TASK INSTRUCTIONS:
Lines containing "inte" are to be counted. Give the number and nothing more.

─── STORED RECORDS

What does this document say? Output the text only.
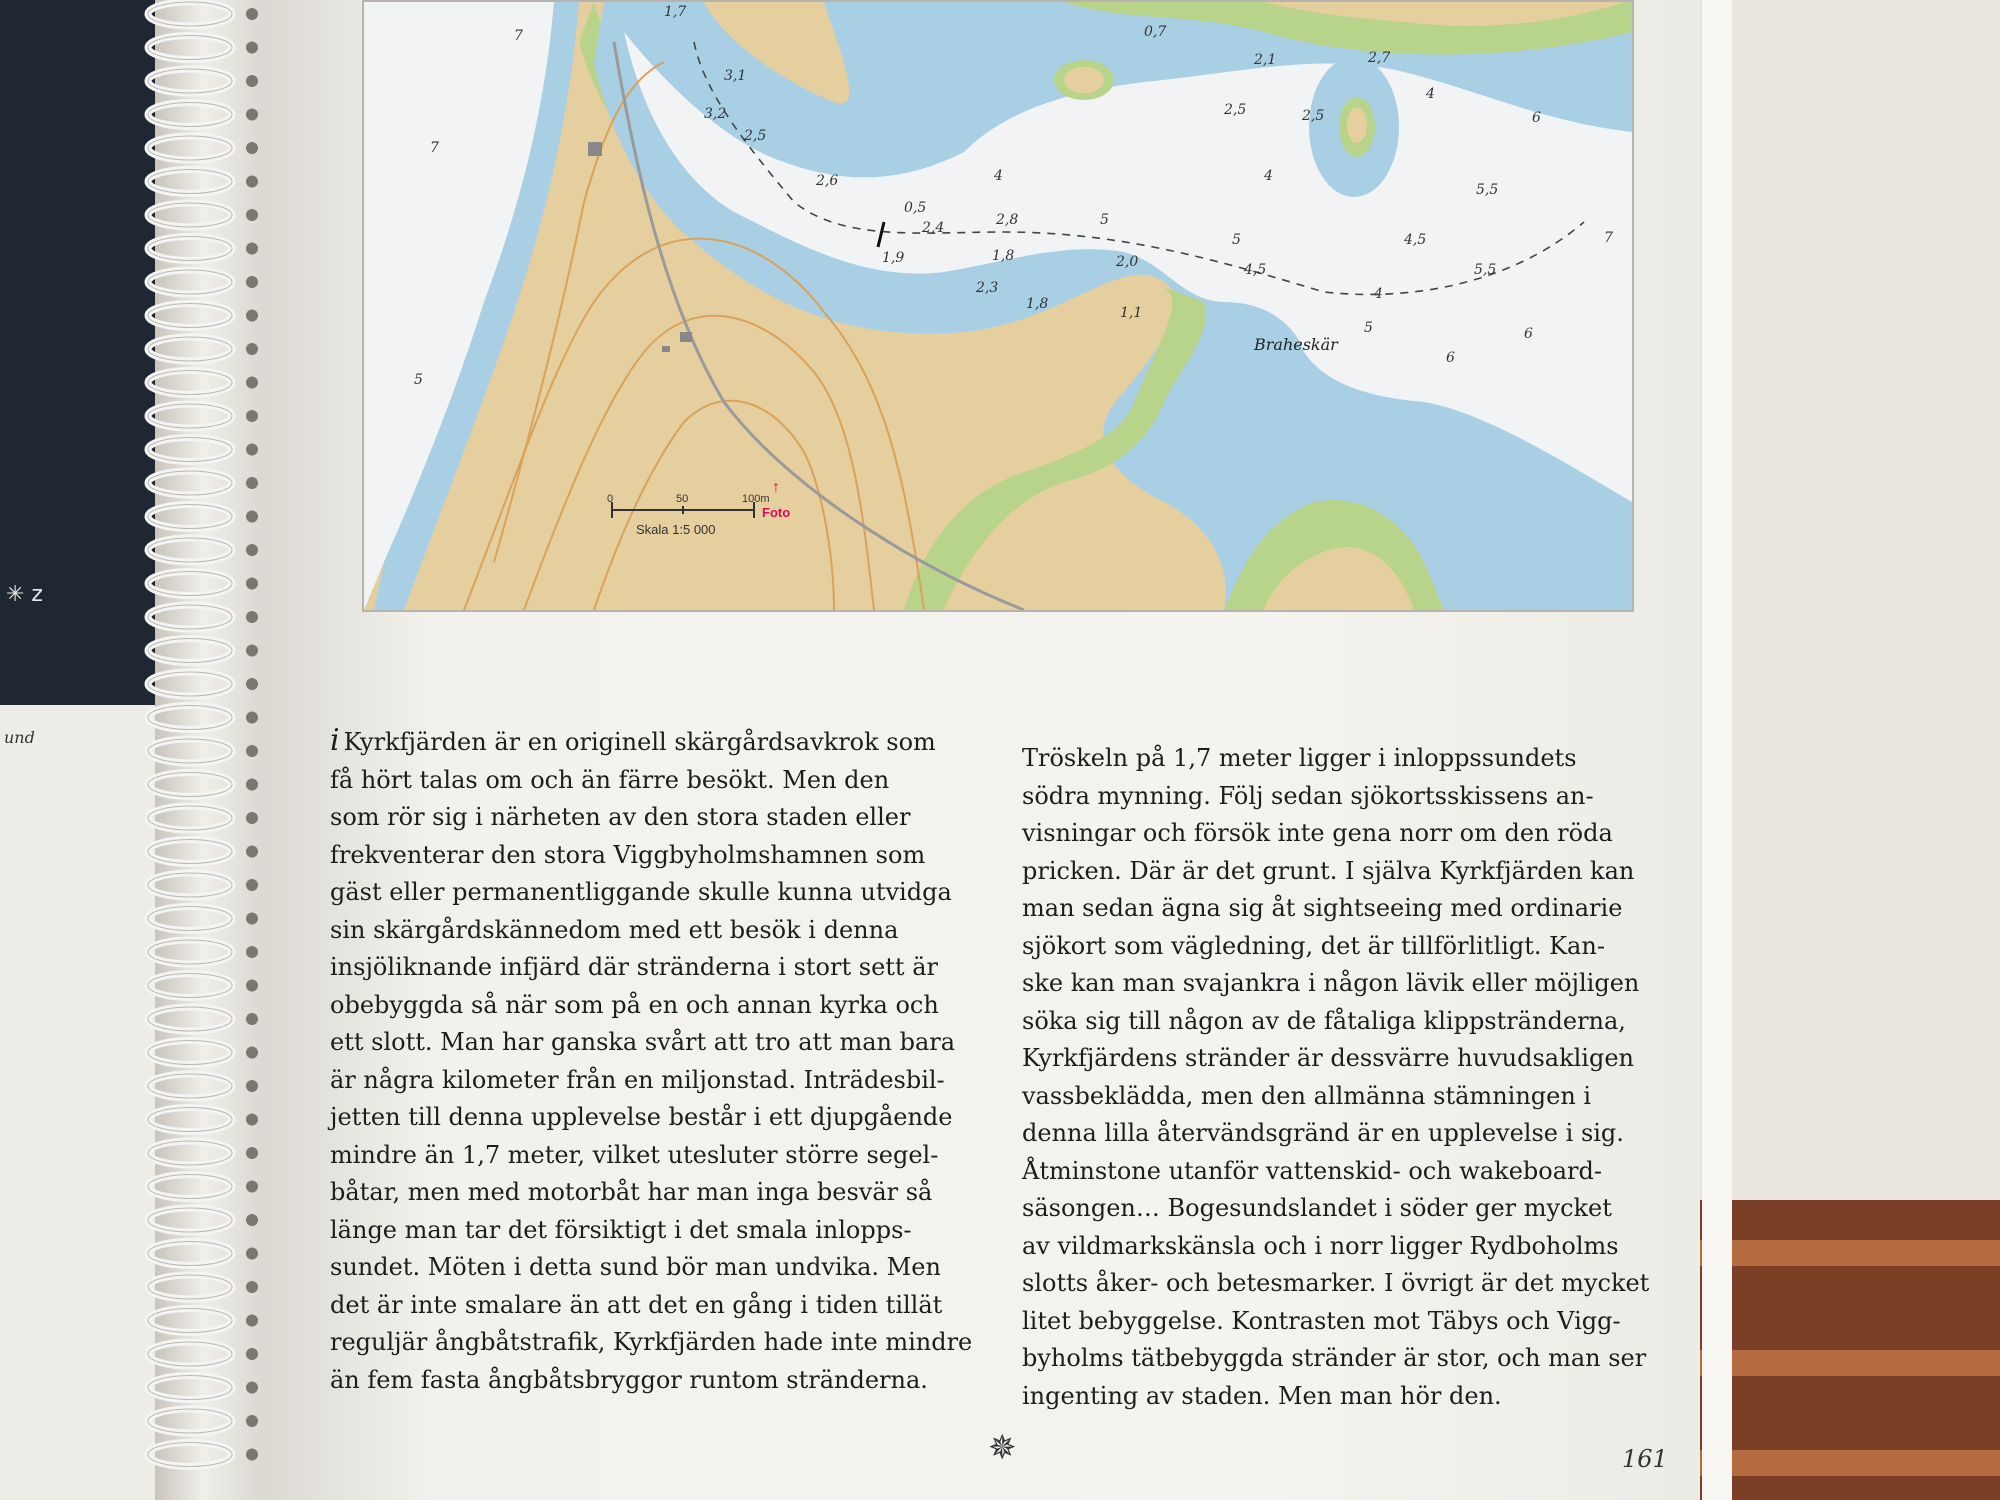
✳ z
und
Braheskär
↑
Foto
0	50	100m
Skala 1:5 000
1,7
7
7
5
3,1
3,2
2,5
2,6
0,5
1,9
2,4	2,8
1,8
2,3
1,8
2,0
1,1
4,5
5
5
4
0,7
2,1
2,5	2,5
2,7
4
6
4
4,5
5,5
5,5
7
4
5
6
6
i Kyrkfjärden är en originell skärgårdsavkrok som

få hört talas om och än färre besökt. Men den
som rör sig i närheten av den stora staden eller
frekventerar den stora Viggbyholmshamnen som
gäst eller permanentliggande skulle kunna utvidga
sin skärgårdskännedom med ett besök i denna
insjöliknande infjärd där stränderna i stort sett är
obebyggda så när som på en och annan kyrka och
ett slott. Man har ganska svårt att tro att man bara
är några kilometer från en miljonstad. Inträdesbil-
jetten till denna upplevelse består i ett djupgående
mindre än 1,7 meter, vilket utesluter större segel-
båtar, men med motorbåt har man inga besvär så
länge man tar det försiktigt i det smala inlopps-
sundet. Möten i detta sund bör man undvika. Men
det är inte smalare än att det en gång i tiden tillät
reguljär ångbåtstrafik, Kyrkfjärden hade inte mindre
än fem fasta ångbåtsbryggor runtom stränderna.
Tröskeln på 1,7 meter ligger i inloppssundets
södra mynning. Följ sedan sjökortsskissens an-
visningar och försök inte gena norr om den röda
pricken. Där är det grunt. I själva Kyrkfjärden kan
man sedan ägna sig åt sightseeing med ordinarie
sjökort som vägledning, det är tillförlitligt. Kan-
ske kan man svajankra i någon lävik eller möjligen
söka sig till någon av de fåtaliga klippstränderna,
Kyrkfjärdens stränder är dessvärre huvudsakligen
vassbeklädda, men den allmänna stämningen i
denna lilla återvändsgränd är en upplevelse i sig.
Åtminstone utanför vattenskid- och wakeboard-
säsongen… Bogesundslandet i söder ger mycket
av vildmarkskänsla och i norr ligger Rydboholms
slotts åker- och betesmarker. I övrigt är det mycket
litet bebyggelse. Kontrasten mot Täbys och Vigg-
byholms tätbebyggda stränder är stor, och man ser
ingenting av staden. Men man hör den.
✵	161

──────

REPLY:
3